Data supplied
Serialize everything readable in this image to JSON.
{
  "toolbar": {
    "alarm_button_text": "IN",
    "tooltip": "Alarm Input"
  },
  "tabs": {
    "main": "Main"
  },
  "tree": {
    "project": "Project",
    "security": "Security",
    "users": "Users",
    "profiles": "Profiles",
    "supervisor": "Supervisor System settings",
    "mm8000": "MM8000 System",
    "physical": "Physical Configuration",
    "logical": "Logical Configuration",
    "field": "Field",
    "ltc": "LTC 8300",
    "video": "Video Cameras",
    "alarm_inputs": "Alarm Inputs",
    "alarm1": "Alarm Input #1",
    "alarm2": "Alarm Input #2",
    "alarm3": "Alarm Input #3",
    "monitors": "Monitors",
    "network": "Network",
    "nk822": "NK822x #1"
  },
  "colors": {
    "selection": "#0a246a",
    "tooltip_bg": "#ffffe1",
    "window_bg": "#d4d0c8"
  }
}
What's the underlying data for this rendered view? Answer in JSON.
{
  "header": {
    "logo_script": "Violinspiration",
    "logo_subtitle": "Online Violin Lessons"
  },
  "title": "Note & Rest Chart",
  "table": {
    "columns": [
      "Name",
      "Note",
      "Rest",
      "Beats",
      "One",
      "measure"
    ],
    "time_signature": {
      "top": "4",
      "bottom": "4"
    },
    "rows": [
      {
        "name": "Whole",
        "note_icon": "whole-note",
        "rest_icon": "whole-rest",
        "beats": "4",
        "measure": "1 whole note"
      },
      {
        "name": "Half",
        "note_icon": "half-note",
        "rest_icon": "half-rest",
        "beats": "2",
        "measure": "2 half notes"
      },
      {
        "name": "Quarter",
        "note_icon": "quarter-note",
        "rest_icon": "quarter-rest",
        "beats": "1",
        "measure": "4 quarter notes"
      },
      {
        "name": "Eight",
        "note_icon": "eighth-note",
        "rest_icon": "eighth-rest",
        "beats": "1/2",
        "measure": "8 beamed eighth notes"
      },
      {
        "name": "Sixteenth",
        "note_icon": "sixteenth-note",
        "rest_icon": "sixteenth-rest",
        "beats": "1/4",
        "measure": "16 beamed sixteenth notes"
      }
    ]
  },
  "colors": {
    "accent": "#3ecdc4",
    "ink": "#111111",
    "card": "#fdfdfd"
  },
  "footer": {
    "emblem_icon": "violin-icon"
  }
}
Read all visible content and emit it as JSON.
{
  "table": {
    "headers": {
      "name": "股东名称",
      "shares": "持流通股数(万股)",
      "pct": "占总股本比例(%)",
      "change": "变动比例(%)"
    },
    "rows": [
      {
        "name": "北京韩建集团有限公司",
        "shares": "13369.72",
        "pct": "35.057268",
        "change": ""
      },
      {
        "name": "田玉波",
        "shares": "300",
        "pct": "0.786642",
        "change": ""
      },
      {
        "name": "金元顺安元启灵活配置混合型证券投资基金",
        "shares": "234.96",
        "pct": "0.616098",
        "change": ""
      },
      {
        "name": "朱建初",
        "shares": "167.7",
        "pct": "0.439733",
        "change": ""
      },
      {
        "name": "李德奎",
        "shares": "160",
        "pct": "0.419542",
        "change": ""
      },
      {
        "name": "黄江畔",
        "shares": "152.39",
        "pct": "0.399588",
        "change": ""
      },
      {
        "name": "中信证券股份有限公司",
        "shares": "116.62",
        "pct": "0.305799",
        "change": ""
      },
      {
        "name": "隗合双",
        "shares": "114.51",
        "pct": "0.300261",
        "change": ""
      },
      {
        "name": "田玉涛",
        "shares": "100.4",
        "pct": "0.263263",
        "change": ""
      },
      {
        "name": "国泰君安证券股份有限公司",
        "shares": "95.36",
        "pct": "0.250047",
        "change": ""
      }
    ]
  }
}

Goal of the exercise
Give all the records again. Match them exactly.

Output for this task
Serialize everything readable in this image to JSON.
{
  "toolbar": {
    "alarm_button_text": "IN",
    "tooltip": "Alarm Input"
  },
  "tabs": {
    "main": "Main"
  },
  "tree": {
    "project": "Project",
    "security": "Security",
    "users": "Users",
    "profiles": "Profiles",
    "supervisor": "Supervisor System settings",
    "mm8000": "MM8000 System",
    "physical": "Physical Configuration",
    "logical": "Logical Configuration",
    "field": "Field",
    "ltc": "LTC 8300",
    "video": "Video Cameras",
    "alarm_inputs": "Alarm Inputs",
    "alarm1": "Alarm Input #1",
    "alarm2": "Alarm Input #2",
    "alarm3": "Alarm Input #3",
    "monitors": "Monitors",
    "network": "Network",
    "nk822": "NK822x #1"
  },
  "colors": {
    "selection": "#0a246a",
    "tooltip_bg": "#ffffe1",
    "window_bg": "#d4d0c8"
  }
}
What's the underlying data for this rendered view? Answer in JSON.
{
  "header": {
    "logo_script": "Violinspiration",
    "logo_subtitle": "Online Violin Lessons"
  },
  "title": "Note & Rest Chart",
  "table": {
    "columns": [
      "Name",
      "Note",
      "Rest",
      "Beats",
      "One",
      "measure"
    ],
    "time_signature": {
      "top": "4",
      "bottom": "4"
    },
    "rows": [
      {
        "name": "Whole",
        "note_icon": "whole-note",
        "rest_icon": "whole-rest",
        "beats": "4",
        "measure": "1 whole note"
      },
      {
        "name": "Half",
        "note_icon": "half-note",
        "rest_icon": "half-rest",
        "beats": "2",
        "measure": "2 half notes"
      },
      {
        "name": "Quarter",
        "note_icon": "quarter-note",
        "rest_icon": "quarter-rest",
        "beats": "1",
        "measure": "4 quarter notes"
      },
      {
        "name": "Eight",
        "note_icon": "eighth-note",
        "rest_icon": "eighth-rest",
        "beats": "1/2",
        "measure": "8 beamed eighth notes"
      },
      {
        "name": "Sixteenth",
        "note_icon": "sixteenth-note",
        "rest_icon": "sixteenth-rest",
        "beats": "1/4",
        "measure": "16 beamed sixteenth notes"
      }
    ]
  },
  "colors": {
    "accent": "#3ecdc4",
    "ink": "#111111",
    "card": "#fdfdfd"
  },
  "footer": {
    "emblem_icon": "violin-icon"
  }
}
Read all visible content and emit it as JSON.
{
  "table": {
    "headers": {
      "name": "股东名称",
      "shares": "持流通股数(万股)",
      "pct": "占总股本比例(%)",
      "change": "变动比例(%)"
    },
    "rows": [
      {
        "name": "北京韩建集团有限公司",
        "shares": "13369.72",
        "pct": "35.057268",
        "change": ""
      },
      {
        "name": "田玉波",
        "shares": "300",
        "pct": "0.786642",
        "change": ""
      },
      {
        "name": "金元顺安元启灵活配置混合型证券投资基金",
        "shares": "234.96",
        "pct": "0.616098",
        "change": ""
      },
      {
        "name": "朱建初",
        "shares": "167.7",
        "pct": "0.439733",
        "change": ""
      },
      {
        "name": "李德奎",
        "shares": "160",
        "pct": "0.419542",
        "change": ""
      },
      {
        "name": "黄江畔",
        "shares": "152.39",
        "pct": "0.399588",
        "change": ""
      },
      {
        "name": "中信证券股份有限公司",
        "shares": "116.62",
        "pct": "0.305799",
        "change": ""
      },
      {
        "name": "隗合双",
        "shares": "114.51",
        "pct": "0.300261",
        "change": ""
      },
      {
        "name": "田玉涛",
        "shares": "100.4",
        "pct": "0.263263",
        "change": ""
      },
      {
        "name": "国泰君安证券股份有限公司",
        "shares": "95.36",
        "pct": "0.250047",
        "change": ""
      }
    ]
  }
}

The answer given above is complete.